PROMPT ::
Determine how many lines contain the string "screenshot" and reply with that number alone.

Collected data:
■ ■ ■ ■

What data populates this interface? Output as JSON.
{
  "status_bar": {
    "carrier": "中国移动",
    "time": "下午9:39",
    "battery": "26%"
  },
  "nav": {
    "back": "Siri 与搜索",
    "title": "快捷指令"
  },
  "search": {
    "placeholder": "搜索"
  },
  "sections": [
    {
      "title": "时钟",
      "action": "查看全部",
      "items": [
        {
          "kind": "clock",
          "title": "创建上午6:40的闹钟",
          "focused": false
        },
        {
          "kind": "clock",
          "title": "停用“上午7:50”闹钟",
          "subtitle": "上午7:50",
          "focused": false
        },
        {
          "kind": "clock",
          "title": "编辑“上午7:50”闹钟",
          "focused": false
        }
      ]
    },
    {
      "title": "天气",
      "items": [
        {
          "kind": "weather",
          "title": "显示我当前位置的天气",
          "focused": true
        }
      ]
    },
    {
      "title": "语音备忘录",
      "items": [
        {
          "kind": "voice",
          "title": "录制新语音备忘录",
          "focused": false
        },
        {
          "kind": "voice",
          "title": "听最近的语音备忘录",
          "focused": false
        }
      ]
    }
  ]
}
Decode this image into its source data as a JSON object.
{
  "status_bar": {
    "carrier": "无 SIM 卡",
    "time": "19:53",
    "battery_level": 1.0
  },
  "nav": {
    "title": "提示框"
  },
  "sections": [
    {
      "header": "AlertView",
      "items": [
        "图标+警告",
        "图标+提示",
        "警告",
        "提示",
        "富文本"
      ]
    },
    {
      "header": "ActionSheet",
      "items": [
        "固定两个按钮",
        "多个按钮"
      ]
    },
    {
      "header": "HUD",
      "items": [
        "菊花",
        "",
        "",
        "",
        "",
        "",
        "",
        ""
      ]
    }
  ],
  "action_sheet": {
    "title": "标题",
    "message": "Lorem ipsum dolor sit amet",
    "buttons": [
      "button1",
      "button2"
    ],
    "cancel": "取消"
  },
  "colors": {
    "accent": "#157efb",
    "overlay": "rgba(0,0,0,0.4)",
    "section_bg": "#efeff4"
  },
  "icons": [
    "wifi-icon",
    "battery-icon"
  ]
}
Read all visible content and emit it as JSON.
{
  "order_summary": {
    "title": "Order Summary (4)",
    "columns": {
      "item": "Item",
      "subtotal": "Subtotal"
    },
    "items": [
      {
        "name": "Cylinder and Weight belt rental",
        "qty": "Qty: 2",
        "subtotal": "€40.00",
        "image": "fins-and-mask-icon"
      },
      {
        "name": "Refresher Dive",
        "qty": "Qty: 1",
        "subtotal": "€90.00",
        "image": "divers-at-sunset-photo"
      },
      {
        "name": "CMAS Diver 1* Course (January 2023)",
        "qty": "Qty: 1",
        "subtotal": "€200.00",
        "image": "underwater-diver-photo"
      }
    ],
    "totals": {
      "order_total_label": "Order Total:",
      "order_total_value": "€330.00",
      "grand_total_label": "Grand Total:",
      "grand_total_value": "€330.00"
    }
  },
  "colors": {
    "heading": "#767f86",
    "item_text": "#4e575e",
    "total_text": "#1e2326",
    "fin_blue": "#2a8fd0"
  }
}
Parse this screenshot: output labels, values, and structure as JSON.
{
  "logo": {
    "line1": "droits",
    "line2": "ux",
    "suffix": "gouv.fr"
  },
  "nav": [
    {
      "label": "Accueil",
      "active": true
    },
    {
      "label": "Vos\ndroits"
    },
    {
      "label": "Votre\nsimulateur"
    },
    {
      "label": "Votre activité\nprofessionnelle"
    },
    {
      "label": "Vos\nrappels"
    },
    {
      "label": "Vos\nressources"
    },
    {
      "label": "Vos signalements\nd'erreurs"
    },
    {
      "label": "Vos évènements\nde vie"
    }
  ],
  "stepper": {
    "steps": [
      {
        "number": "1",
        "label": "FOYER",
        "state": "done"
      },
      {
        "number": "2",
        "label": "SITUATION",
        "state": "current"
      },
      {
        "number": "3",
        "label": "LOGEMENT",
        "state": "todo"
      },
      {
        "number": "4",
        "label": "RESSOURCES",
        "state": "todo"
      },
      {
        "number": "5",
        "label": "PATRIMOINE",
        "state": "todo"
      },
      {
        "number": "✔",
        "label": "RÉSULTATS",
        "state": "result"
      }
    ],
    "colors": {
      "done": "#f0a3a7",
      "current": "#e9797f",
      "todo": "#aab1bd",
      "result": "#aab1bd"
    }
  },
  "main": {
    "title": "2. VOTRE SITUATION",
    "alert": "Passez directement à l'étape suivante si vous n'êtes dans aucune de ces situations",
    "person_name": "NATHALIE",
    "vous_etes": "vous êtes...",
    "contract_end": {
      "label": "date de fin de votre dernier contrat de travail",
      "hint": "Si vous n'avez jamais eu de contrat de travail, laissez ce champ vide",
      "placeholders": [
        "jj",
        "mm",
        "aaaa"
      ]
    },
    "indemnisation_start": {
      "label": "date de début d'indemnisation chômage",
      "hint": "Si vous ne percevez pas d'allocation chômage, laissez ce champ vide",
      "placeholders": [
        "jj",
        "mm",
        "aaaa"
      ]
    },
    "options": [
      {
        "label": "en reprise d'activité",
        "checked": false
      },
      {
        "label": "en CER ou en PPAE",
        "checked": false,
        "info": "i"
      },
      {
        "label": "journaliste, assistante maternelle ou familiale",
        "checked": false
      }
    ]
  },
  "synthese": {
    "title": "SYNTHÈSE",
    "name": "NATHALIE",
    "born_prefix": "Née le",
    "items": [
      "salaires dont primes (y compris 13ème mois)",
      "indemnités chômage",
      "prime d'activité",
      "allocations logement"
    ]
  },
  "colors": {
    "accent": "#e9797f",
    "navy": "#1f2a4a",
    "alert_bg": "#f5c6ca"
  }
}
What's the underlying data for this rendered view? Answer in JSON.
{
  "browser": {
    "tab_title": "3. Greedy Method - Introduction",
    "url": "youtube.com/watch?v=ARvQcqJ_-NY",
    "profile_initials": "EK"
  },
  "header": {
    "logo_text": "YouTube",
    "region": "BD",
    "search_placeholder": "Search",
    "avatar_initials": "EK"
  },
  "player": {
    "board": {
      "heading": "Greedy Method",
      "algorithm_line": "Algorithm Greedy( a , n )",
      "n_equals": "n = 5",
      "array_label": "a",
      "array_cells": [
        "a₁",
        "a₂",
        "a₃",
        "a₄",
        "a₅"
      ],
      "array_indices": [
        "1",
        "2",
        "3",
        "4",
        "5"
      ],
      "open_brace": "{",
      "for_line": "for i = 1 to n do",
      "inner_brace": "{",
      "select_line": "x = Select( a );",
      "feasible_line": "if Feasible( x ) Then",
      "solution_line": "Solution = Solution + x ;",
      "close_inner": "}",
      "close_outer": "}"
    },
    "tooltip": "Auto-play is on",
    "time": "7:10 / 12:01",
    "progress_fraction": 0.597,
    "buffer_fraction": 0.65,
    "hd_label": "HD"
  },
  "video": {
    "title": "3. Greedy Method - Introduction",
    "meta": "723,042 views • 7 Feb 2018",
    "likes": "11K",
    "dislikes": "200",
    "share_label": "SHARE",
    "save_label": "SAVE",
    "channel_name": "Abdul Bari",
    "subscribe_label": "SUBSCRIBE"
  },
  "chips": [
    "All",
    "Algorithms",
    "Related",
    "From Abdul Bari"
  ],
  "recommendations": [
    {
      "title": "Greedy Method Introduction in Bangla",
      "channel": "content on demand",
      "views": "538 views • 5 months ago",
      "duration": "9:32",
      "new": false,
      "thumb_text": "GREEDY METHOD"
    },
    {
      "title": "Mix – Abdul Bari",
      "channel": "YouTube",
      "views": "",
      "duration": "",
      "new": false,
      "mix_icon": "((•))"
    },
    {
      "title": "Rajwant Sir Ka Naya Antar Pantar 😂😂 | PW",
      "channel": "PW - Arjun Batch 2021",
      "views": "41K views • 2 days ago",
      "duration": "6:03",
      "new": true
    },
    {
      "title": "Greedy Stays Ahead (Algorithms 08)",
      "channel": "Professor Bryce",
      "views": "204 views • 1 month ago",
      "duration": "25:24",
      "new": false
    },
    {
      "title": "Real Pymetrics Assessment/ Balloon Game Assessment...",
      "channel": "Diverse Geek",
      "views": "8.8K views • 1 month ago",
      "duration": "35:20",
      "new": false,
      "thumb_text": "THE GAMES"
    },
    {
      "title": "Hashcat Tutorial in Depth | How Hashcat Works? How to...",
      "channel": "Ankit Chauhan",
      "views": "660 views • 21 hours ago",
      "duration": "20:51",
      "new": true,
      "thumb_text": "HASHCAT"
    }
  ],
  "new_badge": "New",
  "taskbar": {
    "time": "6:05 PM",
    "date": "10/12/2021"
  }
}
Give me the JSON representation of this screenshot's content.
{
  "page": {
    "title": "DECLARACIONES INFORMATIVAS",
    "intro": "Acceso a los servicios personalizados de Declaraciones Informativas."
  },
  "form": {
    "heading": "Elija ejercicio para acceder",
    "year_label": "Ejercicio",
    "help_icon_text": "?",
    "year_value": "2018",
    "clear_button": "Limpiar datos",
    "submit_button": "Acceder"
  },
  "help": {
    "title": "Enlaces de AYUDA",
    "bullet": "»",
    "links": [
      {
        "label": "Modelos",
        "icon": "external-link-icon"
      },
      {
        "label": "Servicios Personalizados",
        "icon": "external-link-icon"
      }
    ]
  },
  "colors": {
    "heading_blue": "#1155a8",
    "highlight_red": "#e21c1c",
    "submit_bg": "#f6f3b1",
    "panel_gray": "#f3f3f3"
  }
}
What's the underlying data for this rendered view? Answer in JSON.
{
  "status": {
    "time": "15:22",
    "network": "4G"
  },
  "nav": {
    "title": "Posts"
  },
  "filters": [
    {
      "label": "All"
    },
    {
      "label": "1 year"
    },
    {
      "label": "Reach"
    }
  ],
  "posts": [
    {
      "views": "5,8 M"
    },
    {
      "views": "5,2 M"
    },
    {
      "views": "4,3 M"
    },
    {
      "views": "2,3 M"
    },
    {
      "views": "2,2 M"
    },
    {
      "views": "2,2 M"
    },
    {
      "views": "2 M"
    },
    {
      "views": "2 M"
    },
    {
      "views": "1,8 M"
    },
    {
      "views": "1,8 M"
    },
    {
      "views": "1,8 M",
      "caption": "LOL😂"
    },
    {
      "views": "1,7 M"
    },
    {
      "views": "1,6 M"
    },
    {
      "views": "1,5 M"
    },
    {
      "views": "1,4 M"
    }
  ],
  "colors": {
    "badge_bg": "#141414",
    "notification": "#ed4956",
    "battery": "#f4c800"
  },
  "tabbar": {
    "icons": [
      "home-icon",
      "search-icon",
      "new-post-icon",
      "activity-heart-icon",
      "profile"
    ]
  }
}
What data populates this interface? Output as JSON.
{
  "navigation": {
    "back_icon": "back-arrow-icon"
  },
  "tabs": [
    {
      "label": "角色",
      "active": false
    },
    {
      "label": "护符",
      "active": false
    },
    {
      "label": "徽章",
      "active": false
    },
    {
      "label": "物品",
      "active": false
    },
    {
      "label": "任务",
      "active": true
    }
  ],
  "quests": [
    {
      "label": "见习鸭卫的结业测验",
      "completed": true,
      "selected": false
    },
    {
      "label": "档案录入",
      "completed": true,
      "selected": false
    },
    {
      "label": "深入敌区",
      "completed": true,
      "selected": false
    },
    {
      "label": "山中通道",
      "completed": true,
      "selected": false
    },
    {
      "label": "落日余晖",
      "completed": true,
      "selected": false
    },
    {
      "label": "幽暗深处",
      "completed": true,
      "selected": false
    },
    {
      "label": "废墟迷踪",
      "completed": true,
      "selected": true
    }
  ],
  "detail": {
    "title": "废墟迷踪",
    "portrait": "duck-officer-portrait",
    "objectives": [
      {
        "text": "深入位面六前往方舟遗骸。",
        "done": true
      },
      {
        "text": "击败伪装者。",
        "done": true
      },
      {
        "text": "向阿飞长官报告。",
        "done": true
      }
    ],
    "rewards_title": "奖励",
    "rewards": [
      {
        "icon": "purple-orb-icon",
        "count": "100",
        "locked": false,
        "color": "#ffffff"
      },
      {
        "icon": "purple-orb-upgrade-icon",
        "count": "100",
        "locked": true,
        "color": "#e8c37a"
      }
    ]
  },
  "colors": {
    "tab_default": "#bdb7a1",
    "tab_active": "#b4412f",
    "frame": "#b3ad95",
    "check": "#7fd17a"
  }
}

■ ■ ■ ■

OUTPUT OF THE TASK ::
2